* _WHAT TO DO_
How many of the lines below include "JSON"? Give the number and no other words.

** start of ENTRIES SUPPLIED **

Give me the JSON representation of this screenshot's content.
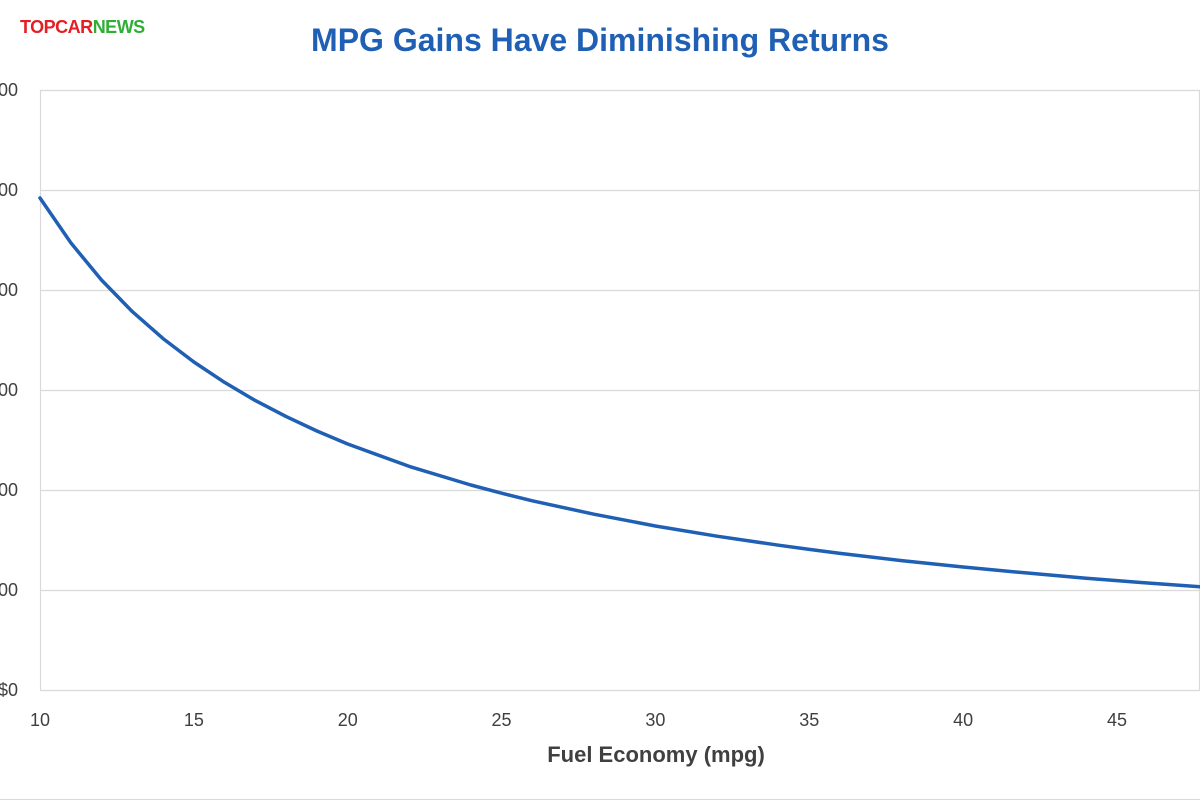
{
  "brand": {
    "logo_part1": "TOPCAR",
    "logo_part2": "NEWS",
    "logo_color1": "#e31e24",
    "logo_color2": "#2fae36"
  },
  "colors": {
    "title": "#1f5fb4",
    "line": "#1f5fb4",
    "grid": "#d9d9d9",
    "text": "#404040"
  },
  "chart_data": {
    "type": "line",
    "title": "MPG Gains Have Diminishing Returns",
    "xlabel": "Fuel Economy (mpg)",
    "ylabel": "",
    "xlim": [
      10,
      50
    ],
    "ylim": [
      0,
      3000
    ],
    "grid": true,
    "x_ticks": [
      10,
      15,
      20,
      25,
      30,
      35,
      40,
      45
    ],
    "y_ticks": [
      {
        "value": 0,
        "label": "$0"
      },
      {
        "value": 500,
        "label": "00"
      },
      {
        "value": 1000,
        "label": "00"
      },
      {
        "value": 1500,
        "label": "00"
      },
      {
        "value": 2000,
        "label": "00"
      },
      {
        "value": 2500,
        "label": "00"
      },
      {
        "value": 3000,
        "label": "00"
      }
    ],
    "series": [
      {
        "x": [
          10,
          11,
          12,
          13,
          14,
          15,
          16,
          17,
          18,
          19,
          20,
          22,
          24,
          25,
          26,
          28,
          30,
          32,
          34,
          35,
          36,
          38,
          40,
          42,
          44,
          45,
          46,
          48
        ],
        "y": [
          2460,
          2236,
          2050,
          1892,
          1757,
          1640,
          1538,
          1447,
          1367,
          1295,
          1230,
          1118,
          1025,
          984,
          946,
          879,
          820,
          769,
          724,
          703,
          683,
          647,
          615,
          586,
          559,
          547,
          535,
          513
        ]
      }
    ]
  }
}
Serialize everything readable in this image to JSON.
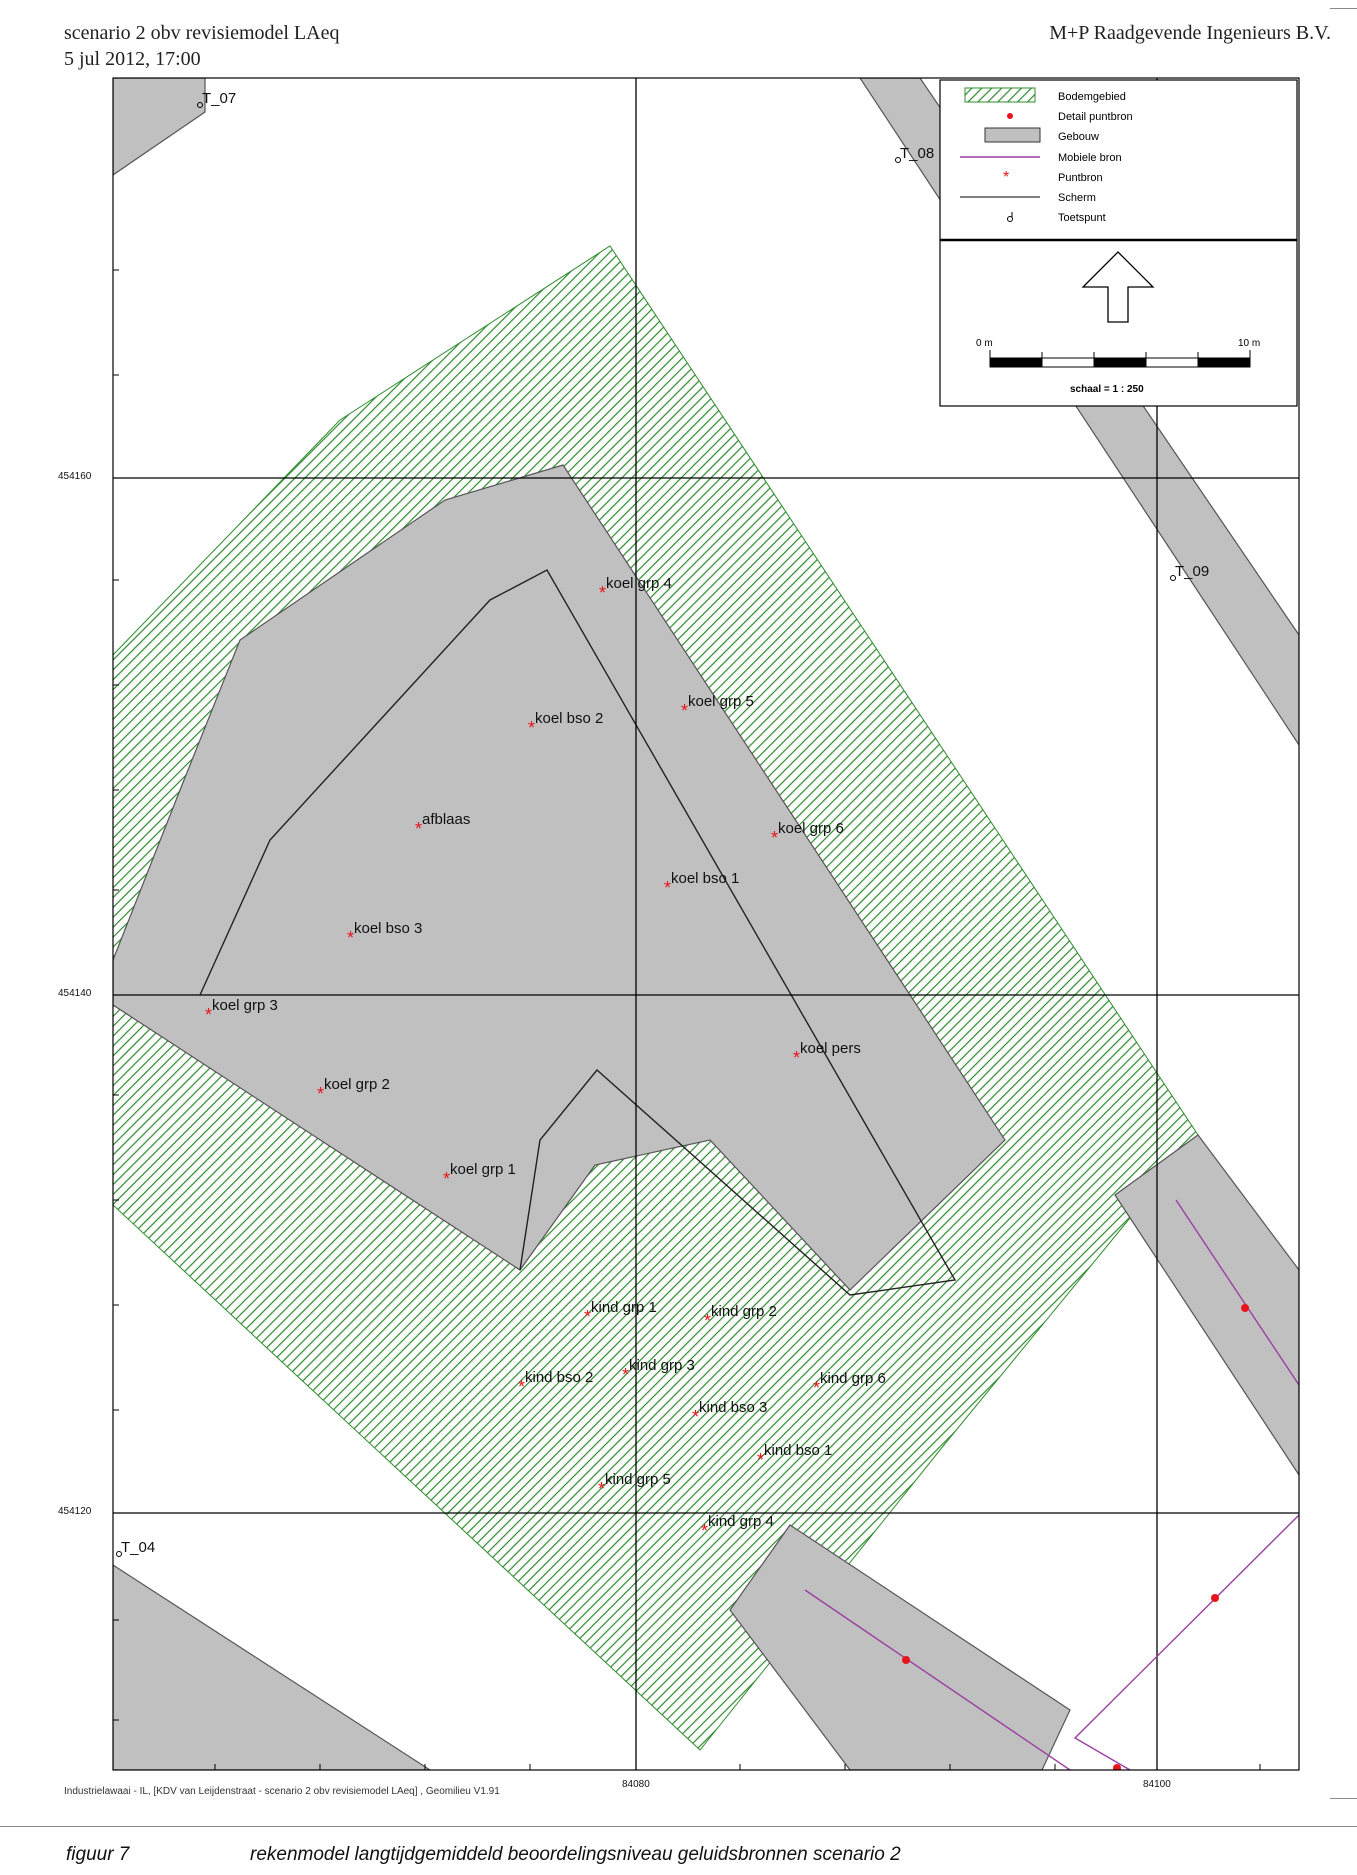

** end of ENTRIES SUPPLIED **

* _ANSWER TO THIS PROBLEM_
2